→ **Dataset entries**
◆ ◆ ◆ ◆ ◆ ◆ ◆
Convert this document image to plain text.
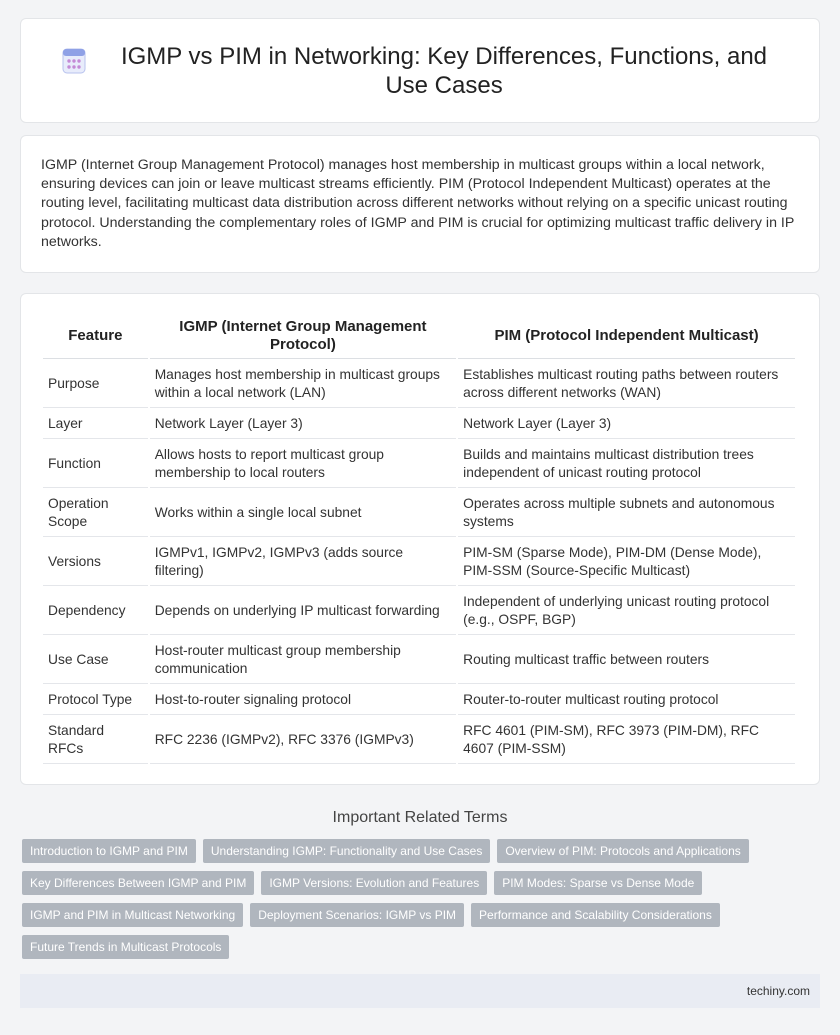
IGMP vs PIM in Networking: Key Differences, Functions, and Use Cases

IGMP (Internet Group Management Protocol) manages host membership in multicast groups within a local network, ensuring devices can join or leave multicast streams efficiently. PIM (Protocol Independent Multicast) operates at the routing level, facilitating multicast data distribution across different networks without relying on a specific unicast routing protocol. Understanding the complementary roles of IGMP and PIM is crucial for optimizing multicast traffic delivery in IP networks.

Feature	IGMP (Internet Group Management Protocol)	PIM (Protocol Independent Multicast)
Purpose	Manages host membership in multicast groups within a local network (LAN)	Establishes multicast routing paths between routers across different networks (WAN)
Layer	Network Layer (Layer 3)	Network Layer (Layer 3)
Function	Allows hosts to report multicast group membership to local routers	Builds and maintains multicast distribution trees independent of unicast routing protocol
Operation Scope	Works within a single local subnet	Operates across multiple subnets and autonomous systems
Versions	IGMPv1, IGMPv2, IGMPv3 (adds source filtering)	PIM-SM (Sparse Mode), PIM-DM (Dense Mode), PIM-SSM (Source-Specific Multicast)
Dependency	Depends on underlying IP multicast forwarding	Independent of underlying unicast routing protocol (e.g., OSPF, BGP)
Use Case	Host-router multicast group membership communication	Routing multicast traffic between routers
Protocol Type	Host-to-router signaling protocol	Router-to-router multicast routing protocol
Standard RFCs	RFC 2236 (IGMPv2), RFC 3376 (IGMPv3)	RFC 4601 (PIM-SM), RFC 3973 (PIM-DM), RFC 4607 (PIM-SSM)
Important Related Terms
Introduction to IGMP and PIM	Understanding IGMP: Functionality and Use Cases	Overview of PIM: Protocols and Applications
Key Differences Between IGMP and PIM	IGMP Versions: Evolution and Features	PIM Modes: Sparse vs Dense Mode
IGMP and PIM in Multicast Networking	Deployment Scenarios: IGMP vs PIM	Performance and Scalability Considerations
Future Trends in Multicast Protocols
techiny.com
◆ ◆ ◆ ◆ ◆ ◆ ◆
→ **WORK REQUIRED**
Repeat the material verbatim. Do not carry over any picture.

→ **TASK OUTPUT**
Convert this document image to plain text.
IGMP vs PIM in Networking: Key Differences, Functions, and Use Cases

IGMP (Internet Group Management Protocol) manages host membership in multicast groups within a local network, ensuring devices can join or leave multicast streams efficiently. PIM (Protocol Independent Multicast) operates at the routing level, facilitating multicast data distribution across different networks without relying on a specific unicast routing protocol. Understanding the complementary roles of IGMP and PIM is crucial for optimizing multicast traffic delivery in IP networks.

Feature	IGMP (Internet Group Management Protocol)	PIM (Protocol Independent Multicast)
Purpose	Manages host membership in multicast groups within a local network (LAN)	Establishes multicast routing paths between routers across different networks (WAN)
Layer	Network Layer (Layer 3)	Network Layer (Layer 3)
Function	Allows hosts to report multicast group membership to local routers	Builds and maintains multicast distribution trees independent of unicast routing protocol
Operation Scope	Works within a single local subnet	Operates across multiple subnets and autonomous systems
Versions	IGMPv1, IGMPv2, IGMPv3 (adds source filtering)	PIM-SM (Sparse Mode), PIM-DM (Dense Mode), PIM-SSM (Source-Specific Multicast)
Dependency	Depends on underlying IP multicast forwarding	Independent of underlying unicast routing protocol (e.g., OSPF, BGP)
Use Case	Host-router multicast group membership communication	Routing multicast traffic between routers
Protocol Type	Host-to-router signaling protocol	Router-to-router multicast routing protocol
Standard RFCs	RFC 2236 (IGMPv2), RFC 3376 (IGMPv3)	RFC 4601 (PIM-SM), RFC 3973 (PIM-DM), RFC 4607 (PIM-SSM)
Important Related Terms
Introduction to IGMP and PIM	Understanding IGMP: Functionality and Use Cases	Overview of PIM: Protocols and Applications
Key Differences Between IGMP and PIM	IGMP Versions: Evolution and Features	PIM Modes: Sparse vs Dense Mode
IGMP and PIM in Multicast Networking	Deployment Scenarios: IGMP vs PIM	Performance and Scalability Considerations
Future Trends in Multicast Protocols
techiny.com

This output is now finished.